Aim: Find each line that has the string "this" and give the total, with nothing else.

>> begin Entries supplied

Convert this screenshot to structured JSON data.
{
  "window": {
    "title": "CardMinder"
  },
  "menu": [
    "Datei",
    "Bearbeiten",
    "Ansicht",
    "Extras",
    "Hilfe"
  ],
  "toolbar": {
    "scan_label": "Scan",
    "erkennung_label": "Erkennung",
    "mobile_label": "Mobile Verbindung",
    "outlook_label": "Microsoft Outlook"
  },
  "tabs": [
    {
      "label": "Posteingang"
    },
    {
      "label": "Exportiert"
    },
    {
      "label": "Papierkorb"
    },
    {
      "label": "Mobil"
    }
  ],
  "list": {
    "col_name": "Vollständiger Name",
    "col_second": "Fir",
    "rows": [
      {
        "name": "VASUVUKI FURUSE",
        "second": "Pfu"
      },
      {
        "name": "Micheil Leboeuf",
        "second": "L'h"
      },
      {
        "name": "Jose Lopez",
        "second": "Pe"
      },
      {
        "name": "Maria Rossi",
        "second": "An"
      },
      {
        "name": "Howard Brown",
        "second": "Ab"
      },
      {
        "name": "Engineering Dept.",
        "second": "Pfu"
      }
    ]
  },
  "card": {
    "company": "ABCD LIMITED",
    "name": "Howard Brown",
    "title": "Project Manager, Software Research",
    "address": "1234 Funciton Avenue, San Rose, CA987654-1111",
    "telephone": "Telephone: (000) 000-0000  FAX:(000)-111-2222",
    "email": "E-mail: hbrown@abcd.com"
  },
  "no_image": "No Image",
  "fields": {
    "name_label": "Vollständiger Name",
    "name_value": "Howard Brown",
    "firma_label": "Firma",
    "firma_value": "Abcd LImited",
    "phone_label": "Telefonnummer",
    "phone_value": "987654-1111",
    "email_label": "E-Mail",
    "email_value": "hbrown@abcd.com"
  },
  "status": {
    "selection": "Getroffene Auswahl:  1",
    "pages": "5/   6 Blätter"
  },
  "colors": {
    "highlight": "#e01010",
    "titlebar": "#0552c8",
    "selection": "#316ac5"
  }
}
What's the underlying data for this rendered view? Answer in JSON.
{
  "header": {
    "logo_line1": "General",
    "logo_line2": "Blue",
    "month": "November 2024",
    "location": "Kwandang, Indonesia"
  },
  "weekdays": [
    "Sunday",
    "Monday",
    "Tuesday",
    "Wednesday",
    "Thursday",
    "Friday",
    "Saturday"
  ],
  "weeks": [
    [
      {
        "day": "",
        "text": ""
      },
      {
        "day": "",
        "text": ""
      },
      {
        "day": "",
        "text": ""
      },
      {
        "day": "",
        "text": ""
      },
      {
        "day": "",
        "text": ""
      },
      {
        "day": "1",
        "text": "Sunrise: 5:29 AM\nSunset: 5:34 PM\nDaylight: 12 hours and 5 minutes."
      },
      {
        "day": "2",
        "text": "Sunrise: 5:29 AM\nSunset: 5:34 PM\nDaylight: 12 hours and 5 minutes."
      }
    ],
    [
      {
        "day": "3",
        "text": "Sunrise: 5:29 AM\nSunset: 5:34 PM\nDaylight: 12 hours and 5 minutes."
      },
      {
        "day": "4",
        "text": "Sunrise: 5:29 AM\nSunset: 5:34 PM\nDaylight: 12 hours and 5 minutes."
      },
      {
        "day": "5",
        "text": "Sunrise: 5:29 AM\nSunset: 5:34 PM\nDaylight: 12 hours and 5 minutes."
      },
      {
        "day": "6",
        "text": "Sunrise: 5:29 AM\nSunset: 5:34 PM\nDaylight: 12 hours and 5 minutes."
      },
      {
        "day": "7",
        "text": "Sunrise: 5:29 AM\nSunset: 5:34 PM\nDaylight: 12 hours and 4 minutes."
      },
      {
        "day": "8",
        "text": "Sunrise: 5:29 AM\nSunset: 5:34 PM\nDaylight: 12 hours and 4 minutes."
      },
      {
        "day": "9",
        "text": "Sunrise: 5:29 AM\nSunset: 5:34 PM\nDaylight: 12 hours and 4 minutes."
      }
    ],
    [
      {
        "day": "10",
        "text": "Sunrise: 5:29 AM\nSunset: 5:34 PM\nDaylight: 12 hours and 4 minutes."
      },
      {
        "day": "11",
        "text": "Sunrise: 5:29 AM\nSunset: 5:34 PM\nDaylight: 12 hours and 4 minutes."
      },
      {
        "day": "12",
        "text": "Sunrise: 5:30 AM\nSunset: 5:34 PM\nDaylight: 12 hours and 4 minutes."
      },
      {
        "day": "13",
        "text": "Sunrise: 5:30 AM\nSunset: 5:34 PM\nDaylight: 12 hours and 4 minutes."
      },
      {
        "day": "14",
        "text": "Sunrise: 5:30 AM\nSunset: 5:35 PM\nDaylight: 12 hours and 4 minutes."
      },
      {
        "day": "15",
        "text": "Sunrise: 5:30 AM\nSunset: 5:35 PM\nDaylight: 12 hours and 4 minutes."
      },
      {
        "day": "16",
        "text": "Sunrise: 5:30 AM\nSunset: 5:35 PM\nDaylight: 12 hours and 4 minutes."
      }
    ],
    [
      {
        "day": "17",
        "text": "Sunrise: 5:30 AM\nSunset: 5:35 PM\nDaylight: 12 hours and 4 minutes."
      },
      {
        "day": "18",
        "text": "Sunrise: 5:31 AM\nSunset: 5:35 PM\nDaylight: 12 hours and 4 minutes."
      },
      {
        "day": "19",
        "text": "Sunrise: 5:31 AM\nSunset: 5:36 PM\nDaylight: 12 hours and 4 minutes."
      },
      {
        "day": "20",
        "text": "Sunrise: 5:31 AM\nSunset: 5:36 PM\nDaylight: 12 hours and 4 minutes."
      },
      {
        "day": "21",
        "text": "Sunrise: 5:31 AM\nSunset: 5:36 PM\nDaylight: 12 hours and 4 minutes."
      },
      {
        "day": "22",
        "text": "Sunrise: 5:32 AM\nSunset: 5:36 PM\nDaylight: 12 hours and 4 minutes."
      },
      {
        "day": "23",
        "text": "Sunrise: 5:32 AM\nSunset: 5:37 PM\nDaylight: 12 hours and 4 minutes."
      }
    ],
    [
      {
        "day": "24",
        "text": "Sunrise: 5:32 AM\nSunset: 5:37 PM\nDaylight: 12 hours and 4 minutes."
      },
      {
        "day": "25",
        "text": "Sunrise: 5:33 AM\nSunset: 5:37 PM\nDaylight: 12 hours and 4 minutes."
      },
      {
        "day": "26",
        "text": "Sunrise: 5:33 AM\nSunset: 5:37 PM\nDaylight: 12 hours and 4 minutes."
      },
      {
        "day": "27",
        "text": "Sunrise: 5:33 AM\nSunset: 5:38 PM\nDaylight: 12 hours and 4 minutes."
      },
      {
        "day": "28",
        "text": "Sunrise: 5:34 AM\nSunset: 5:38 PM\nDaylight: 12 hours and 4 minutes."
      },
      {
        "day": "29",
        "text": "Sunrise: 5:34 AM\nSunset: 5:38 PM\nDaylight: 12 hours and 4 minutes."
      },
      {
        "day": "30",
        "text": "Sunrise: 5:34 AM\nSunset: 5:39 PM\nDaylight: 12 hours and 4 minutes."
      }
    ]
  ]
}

>> end Entries supplied

Written answer: 2